§ **PROBLEM TO SOLVE**: Tally the lines that hold the string "Petroleum", and reply with the count alone.

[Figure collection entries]

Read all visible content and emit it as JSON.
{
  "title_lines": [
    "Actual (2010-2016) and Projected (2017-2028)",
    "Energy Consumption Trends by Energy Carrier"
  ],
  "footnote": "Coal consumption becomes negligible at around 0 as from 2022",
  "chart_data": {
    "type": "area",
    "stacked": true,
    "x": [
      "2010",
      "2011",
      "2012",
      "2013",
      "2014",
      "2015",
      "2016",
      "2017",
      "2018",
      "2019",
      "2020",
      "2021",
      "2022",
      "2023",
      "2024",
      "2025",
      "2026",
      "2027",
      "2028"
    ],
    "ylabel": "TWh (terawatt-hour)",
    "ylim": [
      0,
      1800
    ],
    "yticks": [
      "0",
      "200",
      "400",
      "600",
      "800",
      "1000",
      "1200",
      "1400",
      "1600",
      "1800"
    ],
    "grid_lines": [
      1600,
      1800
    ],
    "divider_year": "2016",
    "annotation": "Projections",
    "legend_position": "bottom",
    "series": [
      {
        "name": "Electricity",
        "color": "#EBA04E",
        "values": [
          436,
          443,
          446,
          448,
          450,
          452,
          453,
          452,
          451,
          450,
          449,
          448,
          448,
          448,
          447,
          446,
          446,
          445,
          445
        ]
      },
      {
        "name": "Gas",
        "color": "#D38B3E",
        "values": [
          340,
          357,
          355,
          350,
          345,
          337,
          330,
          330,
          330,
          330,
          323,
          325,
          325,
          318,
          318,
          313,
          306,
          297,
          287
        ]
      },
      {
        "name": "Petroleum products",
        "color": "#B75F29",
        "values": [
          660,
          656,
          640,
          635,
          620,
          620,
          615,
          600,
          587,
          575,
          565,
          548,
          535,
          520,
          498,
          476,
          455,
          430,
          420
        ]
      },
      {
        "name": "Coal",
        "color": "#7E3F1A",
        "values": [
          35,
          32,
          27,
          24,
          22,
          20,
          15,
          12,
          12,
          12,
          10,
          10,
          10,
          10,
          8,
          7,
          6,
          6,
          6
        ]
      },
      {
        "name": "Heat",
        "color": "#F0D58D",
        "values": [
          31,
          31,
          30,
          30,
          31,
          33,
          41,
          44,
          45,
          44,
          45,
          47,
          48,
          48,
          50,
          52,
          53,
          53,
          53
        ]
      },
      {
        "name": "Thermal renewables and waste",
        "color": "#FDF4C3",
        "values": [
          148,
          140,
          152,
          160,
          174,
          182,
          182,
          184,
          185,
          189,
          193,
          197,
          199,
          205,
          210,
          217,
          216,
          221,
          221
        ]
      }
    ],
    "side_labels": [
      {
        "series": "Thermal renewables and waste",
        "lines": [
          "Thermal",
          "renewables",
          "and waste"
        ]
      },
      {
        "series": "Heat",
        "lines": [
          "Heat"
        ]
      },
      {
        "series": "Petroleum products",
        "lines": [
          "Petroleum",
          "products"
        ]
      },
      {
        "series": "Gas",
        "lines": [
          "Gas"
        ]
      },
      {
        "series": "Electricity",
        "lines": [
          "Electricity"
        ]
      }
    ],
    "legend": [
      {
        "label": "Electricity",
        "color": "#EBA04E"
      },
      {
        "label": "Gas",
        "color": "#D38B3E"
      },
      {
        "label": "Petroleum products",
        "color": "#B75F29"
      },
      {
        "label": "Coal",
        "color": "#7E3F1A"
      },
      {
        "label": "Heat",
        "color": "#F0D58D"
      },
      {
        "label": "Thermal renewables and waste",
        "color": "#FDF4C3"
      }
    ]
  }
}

§ **RESPONSE BELOW**: 4